Copy the lines below verbatim, from the start of the records through the line holding "palette-block-red-1[interactable] <box>778 730", both ends included.

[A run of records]
· · ·
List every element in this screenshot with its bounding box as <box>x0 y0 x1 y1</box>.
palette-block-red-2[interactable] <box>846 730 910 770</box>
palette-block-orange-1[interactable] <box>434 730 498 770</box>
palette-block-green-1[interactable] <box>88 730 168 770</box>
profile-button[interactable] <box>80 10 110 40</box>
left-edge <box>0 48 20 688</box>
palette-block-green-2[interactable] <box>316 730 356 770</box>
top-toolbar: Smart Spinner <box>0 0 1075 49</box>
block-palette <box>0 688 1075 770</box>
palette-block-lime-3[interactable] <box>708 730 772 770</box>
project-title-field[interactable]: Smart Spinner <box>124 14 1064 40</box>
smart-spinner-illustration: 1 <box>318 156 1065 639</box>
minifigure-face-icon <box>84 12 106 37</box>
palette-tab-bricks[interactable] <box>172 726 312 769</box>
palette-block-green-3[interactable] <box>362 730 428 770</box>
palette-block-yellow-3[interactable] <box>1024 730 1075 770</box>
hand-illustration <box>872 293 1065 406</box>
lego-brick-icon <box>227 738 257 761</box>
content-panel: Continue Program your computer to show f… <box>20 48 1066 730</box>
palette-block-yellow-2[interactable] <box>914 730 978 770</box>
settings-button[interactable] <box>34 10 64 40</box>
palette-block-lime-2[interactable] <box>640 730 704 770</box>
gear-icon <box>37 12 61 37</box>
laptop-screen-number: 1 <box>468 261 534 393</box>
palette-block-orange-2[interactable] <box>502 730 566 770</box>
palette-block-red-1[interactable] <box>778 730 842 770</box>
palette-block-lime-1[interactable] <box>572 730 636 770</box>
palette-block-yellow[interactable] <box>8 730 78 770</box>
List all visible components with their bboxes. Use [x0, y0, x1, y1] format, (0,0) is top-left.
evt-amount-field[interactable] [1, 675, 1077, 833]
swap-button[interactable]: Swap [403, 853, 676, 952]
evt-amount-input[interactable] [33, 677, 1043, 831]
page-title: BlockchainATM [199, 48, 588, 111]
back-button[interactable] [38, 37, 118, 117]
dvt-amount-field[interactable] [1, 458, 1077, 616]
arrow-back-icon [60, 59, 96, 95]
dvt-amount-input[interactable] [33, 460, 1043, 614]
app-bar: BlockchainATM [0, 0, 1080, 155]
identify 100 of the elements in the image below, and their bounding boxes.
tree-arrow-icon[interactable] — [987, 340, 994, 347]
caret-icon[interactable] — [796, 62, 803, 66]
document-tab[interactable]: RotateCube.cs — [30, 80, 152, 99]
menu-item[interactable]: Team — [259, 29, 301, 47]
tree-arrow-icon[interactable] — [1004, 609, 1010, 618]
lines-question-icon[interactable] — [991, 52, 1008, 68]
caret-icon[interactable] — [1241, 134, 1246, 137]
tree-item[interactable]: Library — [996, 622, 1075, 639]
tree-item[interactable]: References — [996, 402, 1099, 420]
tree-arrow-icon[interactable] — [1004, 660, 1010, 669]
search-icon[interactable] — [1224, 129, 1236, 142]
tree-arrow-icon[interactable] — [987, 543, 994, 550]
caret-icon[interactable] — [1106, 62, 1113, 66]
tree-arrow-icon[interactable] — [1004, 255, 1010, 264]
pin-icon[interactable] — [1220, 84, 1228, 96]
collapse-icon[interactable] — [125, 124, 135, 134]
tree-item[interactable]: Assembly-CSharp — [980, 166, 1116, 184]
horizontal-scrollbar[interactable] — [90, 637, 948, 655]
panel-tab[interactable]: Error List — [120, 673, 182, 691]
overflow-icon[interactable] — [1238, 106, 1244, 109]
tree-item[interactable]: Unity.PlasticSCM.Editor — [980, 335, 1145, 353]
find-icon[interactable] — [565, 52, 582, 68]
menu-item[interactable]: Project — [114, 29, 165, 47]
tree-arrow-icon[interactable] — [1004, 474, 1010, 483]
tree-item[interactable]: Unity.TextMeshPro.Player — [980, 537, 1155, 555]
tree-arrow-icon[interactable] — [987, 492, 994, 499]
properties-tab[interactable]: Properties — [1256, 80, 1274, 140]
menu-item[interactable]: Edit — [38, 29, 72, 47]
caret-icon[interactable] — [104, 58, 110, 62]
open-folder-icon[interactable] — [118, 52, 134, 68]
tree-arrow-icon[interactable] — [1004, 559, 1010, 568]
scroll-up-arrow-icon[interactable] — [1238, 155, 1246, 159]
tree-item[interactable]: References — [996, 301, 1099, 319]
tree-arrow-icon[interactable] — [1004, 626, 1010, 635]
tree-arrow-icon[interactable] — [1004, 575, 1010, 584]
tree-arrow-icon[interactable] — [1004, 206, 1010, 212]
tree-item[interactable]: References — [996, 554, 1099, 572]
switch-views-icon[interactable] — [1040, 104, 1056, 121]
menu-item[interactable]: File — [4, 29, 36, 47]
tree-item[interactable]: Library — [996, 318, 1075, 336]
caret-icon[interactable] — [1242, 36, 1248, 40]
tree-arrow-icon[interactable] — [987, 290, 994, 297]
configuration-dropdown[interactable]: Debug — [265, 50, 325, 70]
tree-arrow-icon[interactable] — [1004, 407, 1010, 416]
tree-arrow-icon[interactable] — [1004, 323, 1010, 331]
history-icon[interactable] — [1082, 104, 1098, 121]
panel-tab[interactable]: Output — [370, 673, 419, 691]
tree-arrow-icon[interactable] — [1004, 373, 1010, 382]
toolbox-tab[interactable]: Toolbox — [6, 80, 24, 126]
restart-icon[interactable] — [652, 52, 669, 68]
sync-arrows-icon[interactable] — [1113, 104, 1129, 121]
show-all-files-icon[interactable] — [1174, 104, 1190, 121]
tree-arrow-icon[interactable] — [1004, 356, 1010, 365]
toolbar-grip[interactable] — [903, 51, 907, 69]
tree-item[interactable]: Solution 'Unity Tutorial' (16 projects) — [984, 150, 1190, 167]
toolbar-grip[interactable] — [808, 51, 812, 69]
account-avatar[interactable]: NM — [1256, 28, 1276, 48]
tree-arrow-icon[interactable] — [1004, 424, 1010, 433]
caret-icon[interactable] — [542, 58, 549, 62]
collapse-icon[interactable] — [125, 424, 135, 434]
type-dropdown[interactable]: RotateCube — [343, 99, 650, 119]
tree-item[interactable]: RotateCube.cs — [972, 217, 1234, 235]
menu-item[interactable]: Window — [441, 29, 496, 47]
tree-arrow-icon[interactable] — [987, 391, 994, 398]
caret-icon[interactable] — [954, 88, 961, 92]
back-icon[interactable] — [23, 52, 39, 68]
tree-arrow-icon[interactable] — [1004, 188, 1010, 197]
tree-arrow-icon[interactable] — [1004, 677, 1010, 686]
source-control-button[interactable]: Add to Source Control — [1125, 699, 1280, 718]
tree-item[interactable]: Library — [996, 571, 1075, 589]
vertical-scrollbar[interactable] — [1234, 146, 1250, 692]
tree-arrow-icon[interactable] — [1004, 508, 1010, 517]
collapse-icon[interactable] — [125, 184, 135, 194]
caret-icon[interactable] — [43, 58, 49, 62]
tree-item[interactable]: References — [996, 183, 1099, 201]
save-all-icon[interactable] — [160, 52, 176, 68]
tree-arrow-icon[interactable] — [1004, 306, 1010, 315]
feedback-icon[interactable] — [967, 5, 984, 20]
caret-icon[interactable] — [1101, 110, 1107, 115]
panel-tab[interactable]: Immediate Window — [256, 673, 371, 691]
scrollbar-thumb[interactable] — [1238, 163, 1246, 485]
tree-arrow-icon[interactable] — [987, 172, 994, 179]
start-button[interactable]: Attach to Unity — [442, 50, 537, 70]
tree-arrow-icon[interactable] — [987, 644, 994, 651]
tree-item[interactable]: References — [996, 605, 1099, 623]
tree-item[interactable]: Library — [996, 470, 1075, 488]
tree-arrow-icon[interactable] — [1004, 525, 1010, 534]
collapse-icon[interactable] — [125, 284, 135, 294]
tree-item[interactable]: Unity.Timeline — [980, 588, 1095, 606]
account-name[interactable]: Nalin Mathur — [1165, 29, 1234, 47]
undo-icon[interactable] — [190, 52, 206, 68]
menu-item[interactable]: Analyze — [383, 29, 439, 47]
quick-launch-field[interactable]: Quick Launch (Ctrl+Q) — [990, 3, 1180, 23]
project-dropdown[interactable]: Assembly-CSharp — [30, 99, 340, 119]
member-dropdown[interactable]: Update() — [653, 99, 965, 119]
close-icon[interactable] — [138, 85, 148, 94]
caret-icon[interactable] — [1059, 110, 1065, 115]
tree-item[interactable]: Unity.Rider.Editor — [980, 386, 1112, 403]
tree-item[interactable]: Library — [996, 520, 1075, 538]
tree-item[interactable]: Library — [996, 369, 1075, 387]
· · ·
» **Result of this task**:
List every element in this screenshot with its bounding box as <box>x0 y0 x1 y1</box>.
palette-block-red-2[interactable] <box>846 730 910 770</box>
palette-block-orange-1[interactable] <box>434 730 498 770</box>
palette-block-green-1[interactable] <box>88 730 168 770</box>
profile-button[interactable] <box>80 10 110 40</box>
left-edge <box>0 48 20 688</box>
palette-block-green-2[interactable] <box>316 730 356 770</box>
top-toolbar: Smart Spinner <box>0 0 1075 49</box>
block-palette <box>0 688 1075 770</box>
palette-block-lime-3[interactable] <box>708 730 772 770</box>
project-title-field[interactable]: Smart Spinner <box>124 14 1064 40</box>
smart-spinner-illustration: 1 <box>318 156 1065 639</box>
minifigure-face-icon <box>84 12 106 37</box>
palette-tab-bricks[interactable] <box>172 726 312 769</box>
palette-block-green-3[interactable] <box>362 730 428 770</box>
palette-block-yellow-3[interactable] <box>1024 730 1075 770</box>
hand-illustration <box>872 293 1065 406</box>
lego-brick-icon <box>227 738 257 761</box>
content-panel: Continue Program your computer to show f… <box>20 48 1066 730</box>
palette-block-yellow-2[interactable] <box>914 730 978 770</box>
settings-button[interactable] <box>34 10 64 40</box>
palette-block-lime-2[interactable] <box>640 730 704 770</box>
gear-icon <box>37 12 61 37</box>
laptop-screen-number: 1 <box>468 261 534 393</box>
palette-block-orange-2[interactable] <box>502 730 566 770</box>
palette-block-red-1[interactable] <box>778 730 842 770</box>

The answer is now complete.